Aim of the exercise: Identify all lines below that hold "south" and collect them.

The records:
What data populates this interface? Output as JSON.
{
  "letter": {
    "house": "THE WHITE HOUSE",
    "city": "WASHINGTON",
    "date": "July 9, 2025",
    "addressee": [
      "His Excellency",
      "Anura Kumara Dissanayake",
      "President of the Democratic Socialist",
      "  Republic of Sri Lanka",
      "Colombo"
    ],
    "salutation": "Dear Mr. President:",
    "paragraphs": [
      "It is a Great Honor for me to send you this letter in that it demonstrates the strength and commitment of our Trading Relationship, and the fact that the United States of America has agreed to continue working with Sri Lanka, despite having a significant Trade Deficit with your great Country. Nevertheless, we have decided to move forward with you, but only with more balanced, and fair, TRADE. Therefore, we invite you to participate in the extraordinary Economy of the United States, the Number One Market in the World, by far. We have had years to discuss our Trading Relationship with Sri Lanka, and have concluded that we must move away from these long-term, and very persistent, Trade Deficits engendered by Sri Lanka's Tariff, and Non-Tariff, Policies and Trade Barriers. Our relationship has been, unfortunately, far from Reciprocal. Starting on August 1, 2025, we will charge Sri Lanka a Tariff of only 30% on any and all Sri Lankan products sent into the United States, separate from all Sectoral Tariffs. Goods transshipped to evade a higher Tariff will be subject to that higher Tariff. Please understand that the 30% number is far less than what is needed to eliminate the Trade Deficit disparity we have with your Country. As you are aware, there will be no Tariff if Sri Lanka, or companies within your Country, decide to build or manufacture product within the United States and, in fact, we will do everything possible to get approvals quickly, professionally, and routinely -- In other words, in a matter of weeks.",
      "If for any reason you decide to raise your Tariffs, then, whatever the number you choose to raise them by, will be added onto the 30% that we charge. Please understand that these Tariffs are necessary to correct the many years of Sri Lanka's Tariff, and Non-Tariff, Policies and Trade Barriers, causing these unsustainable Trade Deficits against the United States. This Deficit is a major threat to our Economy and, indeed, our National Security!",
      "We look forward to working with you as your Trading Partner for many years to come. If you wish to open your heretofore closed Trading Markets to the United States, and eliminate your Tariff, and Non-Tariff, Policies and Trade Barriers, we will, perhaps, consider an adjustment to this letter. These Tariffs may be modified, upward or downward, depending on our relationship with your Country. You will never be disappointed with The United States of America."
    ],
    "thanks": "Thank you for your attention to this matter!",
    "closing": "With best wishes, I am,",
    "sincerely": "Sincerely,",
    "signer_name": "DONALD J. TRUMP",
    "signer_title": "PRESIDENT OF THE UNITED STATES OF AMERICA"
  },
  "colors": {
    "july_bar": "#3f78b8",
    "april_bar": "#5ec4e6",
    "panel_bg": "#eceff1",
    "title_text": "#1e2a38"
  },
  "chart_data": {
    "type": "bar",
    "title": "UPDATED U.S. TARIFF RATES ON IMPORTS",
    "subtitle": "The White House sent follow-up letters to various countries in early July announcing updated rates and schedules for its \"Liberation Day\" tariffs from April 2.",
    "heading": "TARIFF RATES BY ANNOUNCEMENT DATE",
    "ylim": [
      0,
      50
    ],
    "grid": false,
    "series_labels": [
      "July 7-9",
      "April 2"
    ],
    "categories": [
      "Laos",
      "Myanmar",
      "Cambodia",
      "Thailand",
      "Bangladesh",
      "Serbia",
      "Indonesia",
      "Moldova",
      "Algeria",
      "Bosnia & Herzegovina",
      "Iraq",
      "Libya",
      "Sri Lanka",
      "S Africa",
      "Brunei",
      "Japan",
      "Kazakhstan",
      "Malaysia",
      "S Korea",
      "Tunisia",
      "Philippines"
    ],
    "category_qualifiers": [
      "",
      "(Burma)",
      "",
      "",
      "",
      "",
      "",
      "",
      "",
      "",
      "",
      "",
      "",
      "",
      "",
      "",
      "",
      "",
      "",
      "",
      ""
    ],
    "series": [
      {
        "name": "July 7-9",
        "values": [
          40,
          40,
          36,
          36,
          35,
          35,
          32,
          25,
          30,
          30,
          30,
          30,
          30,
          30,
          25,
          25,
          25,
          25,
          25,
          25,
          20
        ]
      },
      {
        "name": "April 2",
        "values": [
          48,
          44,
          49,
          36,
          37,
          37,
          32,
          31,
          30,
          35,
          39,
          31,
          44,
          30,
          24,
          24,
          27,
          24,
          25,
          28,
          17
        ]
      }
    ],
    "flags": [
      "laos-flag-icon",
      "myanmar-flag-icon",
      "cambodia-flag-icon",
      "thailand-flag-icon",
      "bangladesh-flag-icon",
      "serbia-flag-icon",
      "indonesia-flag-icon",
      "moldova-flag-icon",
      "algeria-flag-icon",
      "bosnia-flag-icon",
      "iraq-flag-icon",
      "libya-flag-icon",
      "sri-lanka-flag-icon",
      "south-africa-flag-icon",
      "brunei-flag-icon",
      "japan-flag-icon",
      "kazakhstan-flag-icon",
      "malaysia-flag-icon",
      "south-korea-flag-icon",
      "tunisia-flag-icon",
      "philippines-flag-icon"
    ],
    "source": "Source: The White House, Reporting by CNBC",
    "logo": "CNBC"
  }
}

Result of this task:
      "south-africa-flag-icon",
      "south-korea-flag-icon",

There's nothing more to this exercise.